Directions for this task: Print the records again, character for character.

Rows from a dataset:
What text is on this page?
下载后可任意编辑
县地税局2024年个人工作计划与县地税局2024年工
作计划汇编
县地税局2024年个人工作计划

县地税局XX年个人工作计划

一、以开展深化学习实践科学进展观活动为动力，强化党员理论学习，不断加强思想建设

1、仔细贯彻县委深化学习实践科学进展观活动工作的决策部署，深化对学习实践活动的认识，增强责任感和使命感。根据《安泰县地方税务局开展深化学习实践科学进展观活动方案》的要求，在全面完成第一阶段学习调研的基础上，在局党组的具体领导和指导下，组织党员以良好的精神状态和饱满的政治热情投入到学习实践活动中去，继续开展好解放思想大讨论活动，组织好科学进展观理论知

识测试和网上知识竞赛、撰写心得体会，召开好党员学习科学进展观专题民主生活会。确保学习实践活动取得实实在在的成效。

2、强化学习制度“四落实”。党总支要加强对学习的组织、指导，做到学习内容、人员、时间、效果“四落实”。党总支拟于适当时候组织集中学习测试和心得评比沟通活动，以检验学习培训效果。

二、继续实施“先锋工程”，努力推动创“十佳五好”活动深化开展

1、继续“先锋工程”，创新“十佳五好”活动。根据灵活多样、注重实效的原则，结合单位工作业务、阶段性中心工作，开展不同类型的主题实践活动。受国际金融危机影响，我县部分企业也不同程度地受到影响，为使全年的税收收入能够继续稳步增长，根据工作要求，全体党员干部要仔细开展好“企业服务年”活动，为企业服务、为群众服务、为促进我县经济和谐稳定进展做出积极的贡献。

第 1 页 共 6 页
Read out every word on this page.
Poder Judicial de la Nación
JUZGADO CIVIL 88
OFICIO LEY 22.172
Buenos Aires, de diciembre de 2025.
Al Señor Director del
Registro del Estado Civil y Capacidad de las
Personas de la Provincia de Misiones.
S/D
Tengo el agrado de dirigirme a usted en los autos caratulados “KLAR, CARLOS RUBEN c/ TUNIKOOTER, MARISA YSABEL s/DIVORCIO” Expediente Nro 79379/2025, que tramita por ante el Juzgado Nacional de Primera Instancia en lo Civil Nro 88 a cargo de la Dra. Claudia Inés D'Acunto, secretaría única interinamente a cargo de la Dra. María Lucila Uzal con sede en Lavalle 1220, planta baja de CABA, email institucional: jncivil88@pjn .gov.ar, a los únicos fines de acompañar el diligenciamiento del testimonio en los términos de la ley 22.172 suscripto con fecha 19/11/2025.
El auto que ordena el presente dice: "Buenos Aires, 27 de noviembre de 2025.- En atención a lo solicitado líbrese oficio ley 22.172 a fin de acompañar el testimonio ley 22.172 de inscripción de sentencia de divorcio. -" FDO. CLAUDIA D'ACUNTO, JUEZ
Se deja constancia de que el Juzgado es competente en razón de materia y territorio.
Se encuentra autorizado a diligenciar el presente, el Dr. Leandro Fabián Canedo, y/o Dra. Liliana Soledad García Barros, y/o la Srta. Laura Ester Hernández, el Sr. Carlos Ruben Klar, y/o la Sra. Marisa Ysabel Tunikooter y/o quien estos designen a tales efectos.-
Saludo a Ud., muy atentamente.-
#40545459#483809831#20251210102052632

In response:
What text is on this page?
下载后可任意编辑
县地税局2024年个人工作计划与县地税局2024年工
作计划汇编
县地税局2024年个人工作计划

县地税局XX年个人工作计划

一、以开展深化学习实践科学进展观活动为动力，强化党员理论学习，不断加强思想建设

1、仔细贯彻县委深化学习实践科学进展观活动工作的决策部署，深化对学习实践活动的认识，增强责任感和使命感。根据《安泰县地方税务局开展深化学习实践科学进展观活动方案》的要求，在全面完成第一阶段学习调研的基础上，在局党组的具体领导和指导下，组织党员以良好的精神状态和饱满的政治热情投入到学习实践活动中去，继续开展好解放思想大讨论活动，组织好科学进展观理论知

识测试和网上知识竞赛、撰写心得体会，召开好党员学习科学进展观专题民主生活会。确保学习实践活动取得实实在在的成效。

2、强化学习制度“四落实”。党总支要加强对学习的组织、指导，做到学习内容、人员、时间、效果“四落实”。党总支拟于适当时候组织集中学习测试和心得评比沟通活动，以检验学习培训效果。

二、继续实施“先锋工程”，努力推动创“十佳五好”活动深化开展

1、继续“先锋工程”，创新“十佳五好”活动。根据灵活多样、注重实效的原则，结合单位工作业务、阶段性中心工作，开展不同类型的主题实践活动。受国际金融危机影响，我县部分企业也不同程度地受到影响，为使全年的税收收入能够继续稳步增长，根据工作要求，全体党员干部要仔细开展好“企业服务年”活动，为企业服务、为群众服务、为促进我县经济和谐稳定进展做出积极的贡献。

第 1 页 共 6 页
Read out every word on this page.
Poder Judicial de la Nación
JUZGADO CIVIL 88
OFICIO LEY 22.172
Buenos Aires, de diciembre de 2025.
Al Señor Director del
Registro del Estado Civil y Capacidad de las
Personas de la Provincia de Misiones.
S/D
Tengo el agrado de dirigirme a usted en los autos caratulados “KLAR, CARLOS RUBEN c/ TUNIKOOTER, MARISA YSABEL s/DIVORCIO” Expediente Nro 79379/2025, que tramita por ante el Juzgado Nacional de Primera Instancia en lo Civil Nro 88 a cargo de la Dra. Claudia Inés D'Acunto, secretaría única interinamente a cargo de la Dra. María Lucila Uzal con sede en Lavalle 1220, planta baja de CABA, email institucional: jncivil88@pjn .gov.ar, a los únicos fines de acompañar el diligenciamiento del testimonio en los términos de la ley 22.172 suscripto con fecha 19/11/2025.
El auto que ordena el presente dice: "Buenos Aires, 27 de noviembre de 2025.- En atención a lo solicitado líbrese oficio ley 22.172 a fin de acompañar el testimonio ley 22.172 de inscripción de sentencia de divorcio. -" FDO. CLAUDIA D'ACUNTO, JUEZ
Se deja constancia de que el Juzgado es competente en razón de materia y territorio.
Se encuentra autorizado a diligenciar el presente, el Dr. Leandro Fabián Canedo, y/o Dra. Liliana Soledad García Barros, y/o la Srta. Laura Ester Hernández, el Sr. Carlos Ruben Klar, y/o la Sra. Marisa Ysabel Tunikooter y/o quien estos designen a tales efectos.-
Saludo a Ud., muy atentamente.-
#40545459#483809831#20251210102052632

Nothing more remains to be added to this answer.